→ To be done
Put each listing line from the one containing "point-us-1999 bbox=[265, 164, 285, 184]" down to the one containing "legend: US Global bbox=[175, 299, 384, 331]" into a Markdown table with the columns Row and Listing line, numbering the rows and leaving out blank lines.

-- begin Materials provided --

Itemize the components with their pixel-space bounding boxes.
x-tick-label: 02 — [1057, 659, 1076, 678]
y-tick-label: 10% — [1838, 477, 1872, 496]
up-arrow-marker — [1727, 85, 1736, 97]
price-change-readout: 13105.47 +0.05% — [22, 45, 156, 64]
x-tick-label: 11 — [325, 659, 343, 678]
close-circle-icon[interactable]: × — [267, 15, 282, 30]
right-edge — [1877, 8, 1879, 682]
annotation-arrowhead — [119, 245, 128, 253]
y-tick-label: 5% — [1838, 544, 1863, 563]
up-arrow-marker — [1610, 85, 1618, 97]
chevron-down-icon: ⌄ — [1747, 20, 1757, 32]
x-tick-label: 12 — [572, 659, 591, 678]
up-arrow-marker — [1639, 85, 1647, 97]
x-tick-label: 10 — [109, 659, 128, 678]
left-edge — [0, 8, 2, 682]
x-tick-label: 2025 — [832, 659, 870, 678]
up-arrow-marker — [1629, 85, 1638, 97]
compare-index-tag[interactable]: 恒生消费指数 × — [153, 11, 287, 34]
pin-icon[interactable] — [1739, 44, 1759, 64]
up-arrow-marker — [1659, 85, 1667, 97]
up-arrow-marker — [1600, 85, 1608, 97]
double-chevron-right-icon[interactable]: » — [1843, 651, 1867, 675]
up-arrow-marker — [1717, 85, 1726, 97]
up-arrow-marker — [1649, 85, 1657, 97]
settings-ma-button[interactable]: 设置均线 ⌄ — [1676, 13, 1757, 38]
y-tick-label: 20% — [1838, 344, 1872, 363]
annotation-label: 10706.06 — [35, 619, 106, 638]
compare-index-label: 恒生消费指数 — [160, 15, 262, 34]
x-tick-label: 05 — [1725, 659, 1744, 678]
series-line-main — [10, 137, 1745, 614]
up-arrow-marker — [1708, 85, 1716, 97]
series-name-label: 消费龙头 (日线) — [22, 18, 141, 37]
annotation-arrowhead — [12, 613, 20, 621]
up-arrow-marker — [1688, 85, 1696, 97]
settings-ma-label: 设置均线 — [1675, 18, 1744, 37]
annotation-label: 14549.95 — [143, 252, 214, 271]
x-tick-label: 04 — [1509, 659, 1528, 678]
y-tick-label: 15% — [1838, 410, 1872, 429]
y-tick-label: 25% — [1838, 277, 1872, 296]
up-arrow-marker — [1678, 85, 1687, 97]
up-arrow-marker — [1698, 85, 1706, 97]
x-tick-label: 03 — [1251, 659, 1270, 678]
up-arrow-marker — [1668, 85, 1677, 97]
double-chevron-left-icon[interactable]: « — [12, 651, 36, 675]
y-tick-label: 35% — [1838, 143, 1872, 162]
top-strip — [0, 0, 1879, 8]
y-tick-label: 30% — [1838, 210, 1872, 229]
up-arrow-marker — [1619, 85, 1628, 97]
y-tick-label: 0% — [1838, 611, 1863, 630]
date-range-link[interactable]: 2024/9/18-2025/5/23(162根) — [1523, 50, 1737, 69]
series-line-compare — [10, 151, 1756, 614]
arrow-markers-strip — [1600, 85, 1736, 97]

-- end Materials provided --
-- begin Materials provided --

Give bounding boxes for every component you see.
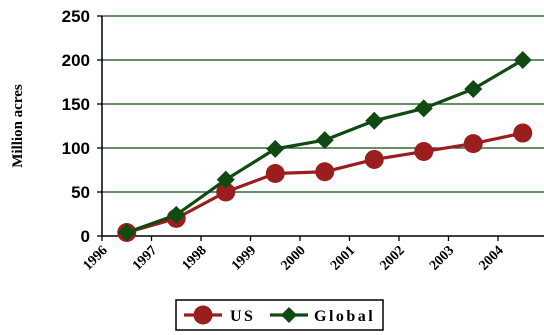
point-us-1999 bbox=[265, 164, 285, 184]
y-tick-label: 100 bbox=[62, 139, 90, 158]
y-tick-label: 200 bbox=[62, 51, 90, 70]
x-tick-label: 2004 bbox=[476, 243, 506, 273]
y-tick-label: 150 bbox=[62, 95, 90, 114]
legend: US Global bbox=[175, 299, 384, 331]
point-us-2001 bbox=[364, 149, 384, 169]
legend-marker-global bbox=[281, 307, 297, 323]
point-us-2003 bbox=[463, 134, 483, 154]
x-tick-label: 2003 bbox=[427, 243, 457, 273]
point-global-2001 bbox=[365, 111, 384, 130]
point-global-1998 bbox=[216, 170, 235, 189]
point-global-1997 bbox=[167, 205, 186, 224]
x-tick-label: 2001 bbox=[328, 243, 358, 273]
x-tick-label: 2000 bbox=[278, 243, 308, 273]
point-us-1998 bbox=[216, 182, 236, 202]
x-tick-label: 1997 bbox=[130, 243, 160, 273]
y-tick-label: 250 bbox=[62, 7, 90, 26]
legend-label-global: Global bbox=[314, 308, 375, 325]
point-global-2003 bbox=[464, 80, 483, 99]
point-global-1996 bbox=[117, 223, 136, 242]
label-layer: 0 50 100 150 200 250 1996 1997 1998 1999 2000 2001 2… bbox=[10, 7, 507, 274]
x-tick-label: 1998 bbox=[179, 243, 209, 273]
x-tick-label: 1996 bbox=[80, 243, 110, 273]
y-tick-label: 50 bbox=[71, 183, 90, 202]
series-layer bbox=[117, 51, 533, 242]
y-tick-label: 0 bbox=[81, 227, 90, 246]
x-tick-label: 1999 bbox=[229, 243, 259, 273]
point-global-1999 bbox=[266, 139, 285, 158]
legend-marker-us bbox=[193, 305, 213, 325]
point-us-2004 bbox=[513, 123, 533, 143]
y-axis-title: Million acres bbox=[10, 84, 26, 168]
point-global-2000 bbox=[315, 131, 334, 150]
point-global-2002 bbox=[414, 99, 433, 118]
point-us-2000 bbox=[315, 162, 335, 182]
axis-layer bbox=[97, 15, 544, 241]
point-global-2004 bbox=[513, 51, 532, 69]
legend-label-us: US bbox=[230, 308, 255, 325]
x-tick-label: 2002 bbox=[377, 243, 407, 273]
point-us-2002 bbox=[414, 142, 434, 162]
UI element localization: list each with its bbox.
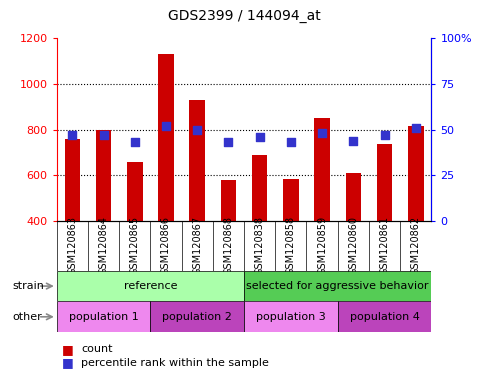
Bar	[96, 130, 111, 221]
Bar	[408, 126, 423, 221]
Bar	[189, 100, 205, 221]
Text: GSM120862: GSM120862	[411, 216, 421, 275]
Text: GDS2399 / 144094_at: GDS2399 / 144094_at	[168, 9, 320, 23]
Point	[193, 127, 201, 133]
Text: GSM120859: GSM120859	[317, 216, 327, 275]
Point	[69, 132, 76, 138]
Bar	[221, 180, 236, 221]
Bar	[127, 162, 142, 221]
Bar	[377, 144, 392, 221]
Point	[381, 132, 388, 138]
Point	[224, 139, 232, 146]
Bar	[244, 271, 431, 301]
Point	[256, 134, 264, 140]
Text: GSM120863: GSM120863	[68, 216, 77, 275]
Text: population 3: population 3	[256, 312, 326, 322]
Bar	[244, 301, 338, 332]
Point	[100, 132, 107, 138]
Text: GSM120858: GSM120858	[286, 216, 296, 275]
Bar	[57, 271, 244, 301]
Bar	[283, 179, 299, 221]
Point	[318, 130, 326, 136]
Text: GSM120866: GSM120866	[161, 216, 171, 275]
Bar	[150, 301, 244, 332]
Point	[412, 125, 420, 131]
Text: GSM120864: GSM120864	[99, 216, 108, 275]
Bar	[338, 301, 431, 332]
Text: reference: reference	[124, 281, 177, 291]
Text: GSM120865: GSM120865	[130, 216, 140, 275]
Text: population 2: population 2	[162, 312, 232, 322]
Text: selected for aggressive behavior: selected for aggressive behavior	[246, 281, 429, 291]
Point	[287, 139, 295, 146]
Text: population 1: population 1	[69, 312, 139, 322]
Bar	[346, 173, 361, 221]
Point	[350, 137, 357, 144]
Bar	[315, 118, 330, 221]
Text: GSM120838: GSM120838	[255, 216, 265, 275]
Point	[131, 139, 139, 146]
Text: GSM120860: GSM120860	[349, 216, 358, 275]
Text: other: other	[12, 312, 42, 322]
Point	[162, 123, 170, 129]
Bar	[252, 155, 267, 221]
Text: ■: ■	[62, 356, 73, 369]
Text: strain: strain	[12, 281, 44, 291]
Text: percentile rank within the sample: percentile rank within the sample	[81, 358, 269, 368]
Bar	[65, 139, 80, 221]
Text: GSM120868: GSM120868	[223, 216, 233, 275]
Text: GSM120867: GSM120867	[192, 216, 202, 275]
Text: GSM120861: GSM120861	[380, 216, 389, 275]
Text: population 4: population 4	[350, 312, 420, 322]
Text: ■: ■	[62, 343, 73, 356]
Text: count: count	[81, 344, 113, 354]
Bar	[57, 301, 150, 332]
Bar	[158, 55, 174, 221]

-- end Materials provided --
-- begin Materials provided --

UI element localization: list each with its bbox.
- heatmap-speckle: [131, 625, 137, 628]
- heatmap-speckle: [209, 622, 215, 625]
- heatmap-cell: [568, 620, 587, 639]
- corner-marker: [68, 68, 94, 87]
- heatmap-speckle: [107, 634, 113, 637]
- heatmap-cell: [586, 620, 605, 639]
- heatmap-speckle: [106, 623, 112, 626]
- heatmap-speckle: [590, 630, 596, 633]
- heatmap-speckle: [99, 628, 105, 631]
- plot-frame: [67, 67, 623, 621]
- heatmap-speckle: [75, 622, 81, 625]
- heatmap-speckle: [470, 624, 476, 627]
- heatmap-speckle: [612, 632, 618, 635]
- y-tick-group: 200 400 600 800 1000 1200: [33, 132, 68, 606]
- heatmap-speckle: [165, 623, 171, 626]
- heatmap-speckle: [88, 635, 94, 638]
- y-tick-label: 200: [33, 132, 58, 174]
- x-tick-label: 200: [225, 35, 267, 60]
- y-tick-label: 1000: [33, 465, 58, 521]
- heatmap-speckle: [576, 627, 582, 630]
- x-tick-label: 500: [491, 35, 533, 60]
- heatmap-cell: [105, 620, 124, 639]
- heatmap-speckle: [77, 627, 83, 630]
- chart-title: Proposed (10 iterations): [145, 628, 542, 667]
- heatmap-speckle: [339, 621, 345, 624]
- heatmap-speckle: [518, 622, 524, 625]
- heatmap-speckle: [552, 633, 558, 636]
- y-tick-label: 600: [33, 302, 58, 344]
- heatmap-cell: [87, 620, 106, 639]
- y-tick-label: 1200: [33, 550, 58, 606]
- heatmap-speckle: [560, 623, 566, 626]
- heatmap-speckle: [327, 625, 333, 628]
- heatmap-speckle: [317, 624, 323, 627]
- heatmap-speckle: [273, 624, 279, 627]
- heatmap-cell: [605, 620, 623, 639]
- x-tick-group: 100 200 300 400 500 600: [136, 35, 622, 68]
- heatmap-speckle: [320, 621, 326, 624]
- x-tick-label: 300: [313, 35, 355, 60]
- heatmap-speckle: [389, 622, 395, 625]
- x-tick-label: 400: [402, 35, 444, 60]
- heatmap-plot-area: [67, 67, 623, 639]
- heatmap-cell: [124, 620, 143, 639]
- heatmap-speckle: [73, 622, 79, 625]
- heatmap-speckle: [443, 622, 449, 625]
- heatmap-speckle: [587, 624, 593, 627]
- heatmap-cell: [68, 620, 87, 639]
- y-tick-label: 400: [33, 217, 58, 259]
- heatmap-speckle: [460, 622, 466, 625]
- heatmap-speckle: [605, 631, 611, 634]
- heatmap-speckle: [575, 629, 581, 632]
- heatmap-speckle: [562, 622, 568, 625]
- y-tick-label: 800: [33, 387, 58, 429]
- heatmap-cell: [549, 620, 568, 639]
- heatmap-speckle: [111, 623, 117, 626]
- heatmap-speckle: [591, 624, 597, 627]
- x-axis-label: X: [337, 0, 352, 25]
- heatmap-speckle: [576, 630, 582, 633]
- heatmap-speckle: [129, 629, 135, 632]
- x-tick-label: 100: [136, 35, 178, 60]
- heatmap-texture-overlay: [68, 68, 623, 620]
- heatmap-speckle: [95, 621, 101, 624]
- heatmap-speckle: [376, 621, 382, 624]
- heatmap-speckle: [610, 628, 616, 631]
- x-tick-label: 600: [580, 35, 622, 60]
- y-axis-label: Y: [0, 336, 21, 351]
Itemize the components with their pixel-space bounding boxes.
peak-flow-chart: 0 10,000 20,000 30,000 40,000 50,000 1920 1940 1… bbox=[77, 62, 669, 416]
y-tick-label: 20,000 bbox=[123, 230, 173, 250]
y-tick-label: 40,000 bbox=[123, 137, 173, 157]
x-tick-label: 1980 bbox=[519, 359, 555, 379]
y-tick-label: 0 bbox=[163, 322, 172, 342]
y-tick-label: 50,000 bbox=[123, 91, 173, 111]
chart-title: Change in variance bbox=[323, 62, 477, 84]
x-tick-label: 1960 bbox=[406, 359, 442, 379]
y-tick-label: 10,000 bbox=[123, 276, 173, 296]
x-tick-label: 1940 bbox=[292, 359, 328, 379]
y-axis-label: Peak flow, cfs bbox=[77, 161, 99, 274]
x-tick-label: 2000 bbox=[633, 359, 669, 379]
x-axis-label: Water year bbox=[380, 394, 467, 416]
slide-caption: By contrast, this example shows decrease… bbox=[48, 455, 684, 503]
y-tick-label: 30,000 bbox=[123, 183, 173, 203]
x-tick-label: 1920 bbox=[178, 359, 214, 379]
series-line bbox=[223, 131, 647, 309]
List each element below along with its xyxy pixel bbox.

-- end Materials provided --

→ Result of the exercise
| Row | Listing line |
|---|---|
| 1 | point-us-1999 bbox=[265, 164, 285, 184] |
| 2 | y-tick-label: 100 bbox=[62, 139, 90, 158] |
| 3 | y-tick-label: 200 bbox=[62, 51, 90, 70] |
| 4 | x-tick-label: 2004 bbox=[476, 243, 506, 273] |
| 5 | y-tick-label: 150 bbox=[62, 95, 90, 114] |
| 6 | legend: US Global bbox=[175, 299, 384, 331] |